▶ **Data supplied**:
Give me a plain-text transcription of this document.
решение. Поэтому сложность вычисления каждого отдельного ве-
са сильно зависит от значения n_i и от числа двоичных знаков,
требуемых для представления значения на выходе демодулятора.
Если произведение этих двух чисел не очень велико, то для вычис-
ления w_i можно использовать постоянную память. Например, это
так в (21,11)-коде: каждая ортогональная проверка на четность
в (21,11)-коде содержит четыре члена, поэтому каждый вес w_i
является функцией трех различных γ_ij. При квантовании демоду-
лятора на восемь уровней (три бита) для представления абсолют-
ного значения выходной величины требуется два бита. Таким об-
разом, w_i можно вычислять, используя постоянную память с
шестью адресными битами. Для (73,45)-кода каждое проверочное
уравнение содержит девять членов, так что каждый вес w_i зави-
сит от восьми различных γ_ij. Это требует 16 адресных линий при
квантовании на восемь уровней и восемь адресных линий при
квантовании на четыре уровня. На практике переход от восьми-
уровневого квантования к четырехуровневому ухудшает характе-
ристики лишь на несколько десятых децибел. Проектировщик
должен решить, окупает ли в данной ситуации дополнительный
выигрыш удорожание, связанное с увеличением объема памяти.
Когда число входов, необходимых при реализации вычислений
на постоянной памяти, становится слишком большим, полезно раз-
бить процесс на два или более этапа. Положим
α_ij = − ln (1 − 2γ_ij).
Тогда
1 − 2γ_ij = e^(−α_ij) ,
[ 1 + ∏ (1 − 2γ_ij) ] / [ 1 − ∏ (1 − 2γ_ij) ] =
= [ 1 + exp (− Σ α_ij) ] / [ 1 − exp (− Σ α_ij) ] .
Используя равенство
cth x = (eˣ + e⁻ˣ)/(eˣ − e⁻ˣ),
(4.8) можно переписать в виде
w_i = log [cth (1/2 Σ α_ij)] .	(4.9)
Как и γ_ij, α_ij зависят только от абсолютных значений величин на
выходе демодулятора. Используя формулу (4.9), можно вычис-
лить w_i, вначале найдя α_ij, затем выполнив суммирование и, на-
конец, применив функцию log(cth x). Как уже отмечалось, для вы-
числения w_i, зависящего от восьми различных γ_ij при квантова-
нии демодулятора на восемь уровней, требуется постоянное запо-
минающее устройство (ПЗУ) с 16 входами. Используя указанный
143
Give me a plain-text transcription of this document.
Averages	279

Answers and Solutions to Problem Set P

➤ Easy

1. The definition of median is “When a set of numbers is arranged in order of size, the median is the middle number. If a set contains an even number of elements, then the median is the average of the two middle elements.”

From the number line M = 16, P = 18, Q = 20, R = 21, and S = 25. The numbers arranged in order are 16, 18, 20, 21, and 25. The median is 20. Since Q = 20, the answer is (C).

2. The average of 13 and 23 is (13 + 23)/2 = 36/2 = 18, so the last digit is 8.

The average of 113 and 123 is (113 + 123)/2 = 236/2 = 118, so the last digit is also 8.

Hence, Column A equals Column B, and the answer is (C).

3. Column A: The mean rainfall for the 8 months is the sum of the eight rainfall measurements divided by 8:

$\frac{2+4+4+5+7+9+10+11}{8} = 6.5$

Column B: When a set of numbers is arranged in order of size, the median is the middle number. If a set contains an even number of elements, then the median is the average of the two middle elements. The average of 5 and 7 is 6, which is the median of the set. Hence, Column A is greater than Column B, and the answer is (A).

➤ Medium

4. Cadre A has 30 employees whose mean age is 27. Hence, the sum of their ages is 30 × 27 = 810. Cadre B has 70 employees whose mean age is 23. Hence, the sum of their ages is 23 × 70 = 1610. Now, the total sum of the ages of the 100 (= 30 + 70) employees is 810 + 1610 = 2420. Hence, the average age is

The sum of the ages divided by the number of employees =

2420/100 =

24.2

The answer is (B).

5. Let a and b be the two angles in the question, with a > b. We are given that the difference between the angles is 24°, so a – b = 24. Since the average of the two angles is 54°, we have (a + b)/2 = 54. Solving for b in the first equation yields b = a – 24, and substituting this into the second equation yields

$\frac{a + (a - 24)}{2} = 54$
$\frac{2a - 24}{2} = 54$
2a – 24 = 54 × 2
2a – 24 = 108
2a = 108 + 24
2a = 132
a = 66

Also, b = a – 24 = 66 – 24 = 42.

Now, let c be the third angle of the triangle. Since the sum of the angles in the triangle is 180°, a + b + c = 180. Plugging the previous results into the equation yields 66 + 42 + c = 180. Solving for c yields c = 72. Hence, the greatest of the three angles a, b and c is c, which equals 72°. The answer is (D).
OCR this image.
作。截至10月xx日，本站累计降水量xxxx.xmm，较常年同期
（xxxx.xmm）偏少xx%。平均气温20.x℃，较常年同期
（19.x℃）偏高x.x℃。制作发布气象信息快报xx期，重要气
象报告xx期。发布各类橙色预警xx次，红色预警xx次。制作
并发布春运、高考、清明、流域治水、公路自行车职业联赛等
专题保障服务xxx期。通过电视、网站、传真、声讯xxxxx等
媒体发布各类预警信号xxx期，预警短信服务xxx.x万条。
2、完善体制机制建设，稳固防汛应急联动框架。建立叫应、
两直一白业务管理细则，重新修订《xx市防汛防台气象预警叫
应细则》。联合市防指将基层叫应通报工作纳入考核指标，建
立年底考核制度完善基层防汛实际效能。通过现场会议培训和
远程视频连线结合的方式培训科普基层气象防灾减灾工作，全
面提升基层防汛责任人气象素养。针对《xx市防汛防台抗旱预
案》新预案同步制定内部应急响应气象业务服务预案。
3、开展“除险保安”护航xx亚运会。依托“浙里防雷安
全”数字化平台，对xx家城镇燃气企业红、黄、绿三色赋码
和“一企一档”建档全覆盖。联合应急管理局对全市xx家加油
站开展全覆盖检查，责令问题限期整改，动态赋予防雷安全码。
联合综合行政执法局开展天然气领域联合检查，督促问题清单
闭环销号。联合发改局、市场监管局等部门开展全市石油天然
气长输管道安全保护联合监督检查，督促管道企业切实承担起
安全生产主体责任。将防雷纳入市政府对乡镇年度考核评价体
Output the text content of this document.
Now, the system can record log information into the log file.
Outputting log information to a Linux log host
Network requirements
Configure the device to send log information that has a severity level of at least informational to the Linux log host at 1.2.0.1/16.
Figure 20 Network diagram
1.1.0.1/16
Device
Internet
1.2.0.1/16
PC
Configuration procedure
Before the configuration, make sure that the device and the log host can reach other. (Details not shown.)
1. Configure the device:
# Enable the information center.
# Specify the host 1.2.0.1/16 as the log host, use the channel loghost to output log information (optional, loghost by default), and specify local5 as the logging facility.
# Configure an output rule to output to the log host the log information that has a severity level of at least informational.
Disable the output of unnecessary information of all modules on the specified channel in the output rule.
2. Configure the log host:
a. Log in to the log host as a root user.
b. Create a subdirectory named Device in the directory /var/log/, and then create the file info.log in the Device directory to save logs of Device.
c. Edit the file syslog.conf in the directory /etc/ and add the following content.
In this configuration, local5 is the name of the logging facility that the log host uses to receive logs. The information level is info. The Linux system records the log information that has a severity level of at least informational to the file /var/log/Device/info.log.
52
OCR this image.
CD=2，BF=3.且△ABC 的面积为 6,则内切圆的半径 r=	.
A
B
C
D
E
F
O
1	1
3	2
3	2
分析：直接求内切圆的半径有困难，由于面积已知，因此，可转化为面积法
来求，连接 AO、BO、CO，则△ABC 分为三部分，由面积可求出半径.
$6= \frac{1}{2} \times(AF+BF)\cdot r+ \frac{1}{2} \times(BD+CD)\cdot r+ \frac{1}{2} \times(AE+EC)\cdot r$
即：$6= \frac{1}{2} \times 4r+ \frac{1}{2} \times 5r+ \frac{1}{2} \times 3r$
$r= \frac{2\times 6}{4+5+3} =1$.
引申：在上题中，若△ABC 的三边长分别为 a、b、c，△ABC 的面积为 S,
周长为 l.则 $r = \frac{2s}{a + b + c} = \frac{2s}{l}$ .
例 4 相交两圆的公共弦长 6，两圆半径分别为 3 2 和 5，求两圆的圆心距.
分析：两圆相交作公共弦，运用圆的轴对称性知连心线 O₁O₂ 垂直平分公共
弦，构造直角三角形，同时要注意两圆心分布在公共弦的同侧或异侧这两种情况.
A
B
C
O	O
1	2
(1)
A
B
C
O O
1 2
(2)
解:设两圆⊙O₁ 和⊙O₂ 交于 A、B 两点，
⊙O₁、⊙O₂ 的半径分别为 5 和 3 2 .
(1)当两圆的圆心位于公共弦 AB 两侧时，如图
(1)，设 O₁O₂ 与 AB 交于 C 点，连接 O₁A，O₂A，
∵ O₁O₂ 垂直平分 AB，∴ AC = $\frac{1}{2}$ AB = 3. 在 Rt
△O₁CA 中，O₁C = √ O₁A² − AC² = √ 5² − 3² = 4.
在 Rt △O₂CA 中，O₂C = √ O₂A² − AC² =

▶ **Description of the task**: Tell how many lines of the records above hold the string "directory". Give no other text.

▶ **Solved exercise**: 2